Your objective>
Check every line below for the word "this" and copy each one that has it.

Start of Material shown

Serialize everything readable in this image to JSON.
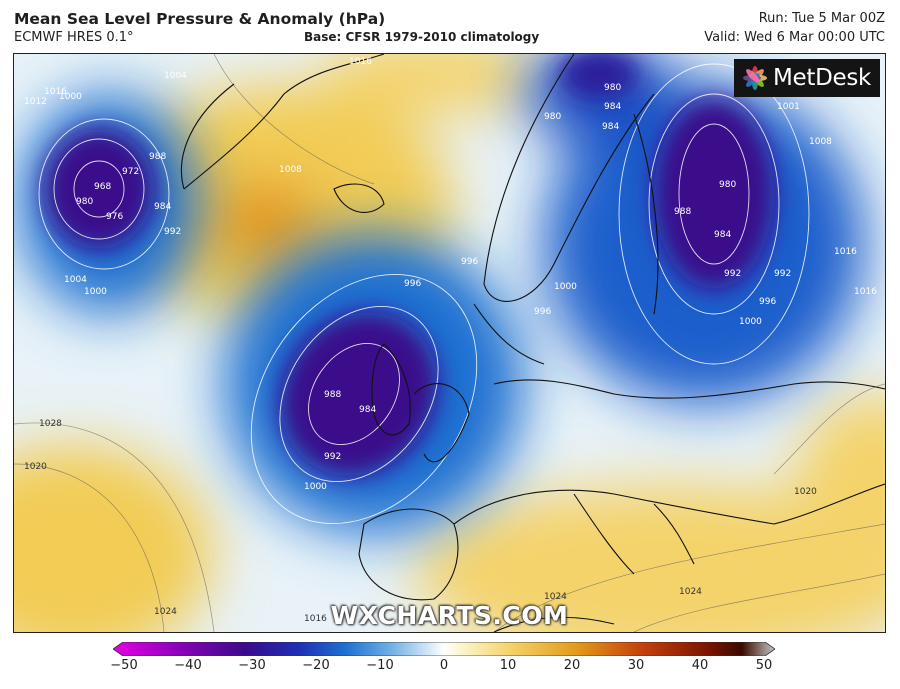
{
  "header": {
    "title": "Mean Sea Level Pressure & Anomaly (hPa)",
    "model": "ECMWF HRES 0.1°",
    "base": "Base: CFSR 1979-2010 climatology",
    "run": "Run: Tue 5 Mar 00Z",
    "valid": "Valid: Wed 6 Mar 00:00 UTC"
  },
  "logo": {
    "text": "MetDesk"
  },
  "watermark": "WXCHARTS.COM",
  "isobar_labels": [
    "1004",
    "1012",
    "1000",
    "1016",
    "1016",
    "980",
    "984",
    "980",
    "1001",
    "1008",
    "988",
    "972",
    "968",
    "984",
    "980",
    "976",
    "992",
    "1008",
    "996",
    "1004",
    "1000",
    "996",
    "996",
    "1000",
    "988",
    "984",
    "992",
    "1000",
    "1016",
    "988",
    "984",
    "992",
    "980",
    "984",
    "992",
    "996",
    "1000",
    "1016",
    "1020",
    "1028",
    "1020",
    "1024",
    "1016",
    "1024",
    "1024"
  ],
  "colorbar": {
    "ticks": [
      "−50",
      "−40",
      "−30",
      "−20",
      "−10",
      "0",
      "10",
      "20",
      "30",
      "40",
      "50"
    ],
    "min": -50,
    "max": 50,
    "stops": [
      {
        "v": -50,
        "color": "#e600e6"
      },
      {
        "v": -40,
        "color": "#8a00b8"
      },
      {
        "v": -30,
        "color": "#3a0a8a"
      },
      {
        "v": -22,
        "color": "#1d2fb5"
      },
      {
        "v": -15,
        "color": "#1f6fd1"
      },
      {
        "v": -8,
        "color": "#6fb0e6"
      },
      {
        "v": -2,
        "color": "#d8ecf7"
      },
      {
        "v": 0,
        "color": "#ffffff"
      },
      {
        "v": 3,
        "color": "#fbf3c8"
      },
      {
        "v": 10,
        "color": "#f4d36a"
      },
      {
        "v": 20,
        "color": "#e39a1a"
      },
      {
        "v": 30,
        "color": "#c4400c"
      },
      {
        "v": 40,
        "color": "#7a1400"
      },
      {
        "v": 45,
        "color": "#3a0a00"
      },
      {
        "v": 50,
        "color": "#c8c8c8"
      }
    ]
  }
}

End of Material shown
Start of Material shown

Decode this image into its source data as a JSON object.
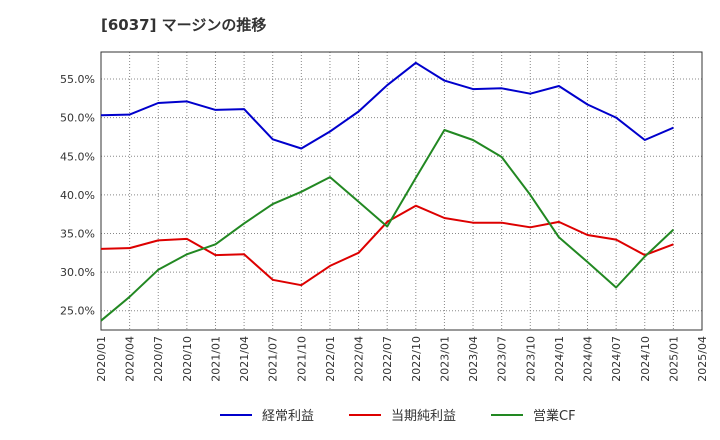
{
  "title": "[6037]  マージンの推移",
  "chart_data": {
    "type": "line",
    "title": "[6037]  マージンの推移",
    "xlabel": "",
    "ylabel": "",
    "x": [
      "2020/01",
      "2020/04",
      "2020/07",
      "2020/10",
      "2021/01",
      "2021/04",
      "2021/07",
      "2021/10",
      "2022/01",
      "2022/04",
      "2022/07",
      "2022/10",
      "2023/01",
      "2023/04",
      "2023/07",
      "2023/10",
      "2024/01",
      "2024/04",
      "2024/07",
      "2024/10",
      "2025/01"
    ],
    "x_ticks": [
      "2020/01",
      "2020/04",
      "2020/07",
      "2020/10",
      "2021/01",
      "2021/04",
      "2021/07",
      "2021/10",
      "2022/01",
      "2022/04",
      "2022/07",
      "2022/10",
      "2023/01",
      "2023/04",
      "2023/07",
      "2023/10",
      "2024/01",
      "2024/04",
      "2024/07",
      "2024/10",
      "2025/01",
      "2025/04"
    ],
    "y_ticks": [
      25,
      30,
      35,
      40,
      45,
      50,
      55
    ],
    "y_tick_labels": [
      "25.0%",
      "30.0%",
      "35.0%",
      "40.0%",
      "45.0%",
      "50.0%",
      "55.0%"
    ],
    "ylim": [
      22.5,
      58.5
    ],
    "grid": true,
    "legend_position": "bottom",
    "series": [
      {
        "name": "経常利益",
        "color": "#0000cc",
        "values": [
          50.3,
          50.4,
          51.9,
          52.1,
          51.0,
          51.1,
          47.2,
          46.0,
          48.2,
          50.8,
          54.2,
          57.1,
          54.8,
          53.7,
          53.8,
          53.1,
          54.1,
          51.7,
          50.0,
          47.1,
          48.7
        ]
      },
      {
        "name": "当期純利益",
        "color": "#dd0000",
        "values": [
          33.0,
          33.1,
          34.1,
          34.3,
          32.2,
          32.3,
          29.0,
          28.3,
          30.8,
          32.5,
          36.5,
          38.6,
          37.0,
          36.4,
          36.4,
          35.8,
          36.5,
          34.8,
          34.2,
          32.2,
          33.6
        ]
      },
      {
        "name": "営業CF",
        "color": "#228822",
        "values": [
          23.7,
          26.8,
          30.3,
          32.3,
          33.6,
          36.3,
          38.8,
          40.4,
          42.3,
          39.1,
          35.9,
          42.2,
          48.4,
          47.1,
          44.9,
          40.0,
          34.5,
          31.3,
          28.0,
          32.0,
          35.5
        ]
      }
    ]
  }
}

End of Material shown

Task result>
Serialize everything readable in this image to JSON.
Decode this image into its source data as a JSON object.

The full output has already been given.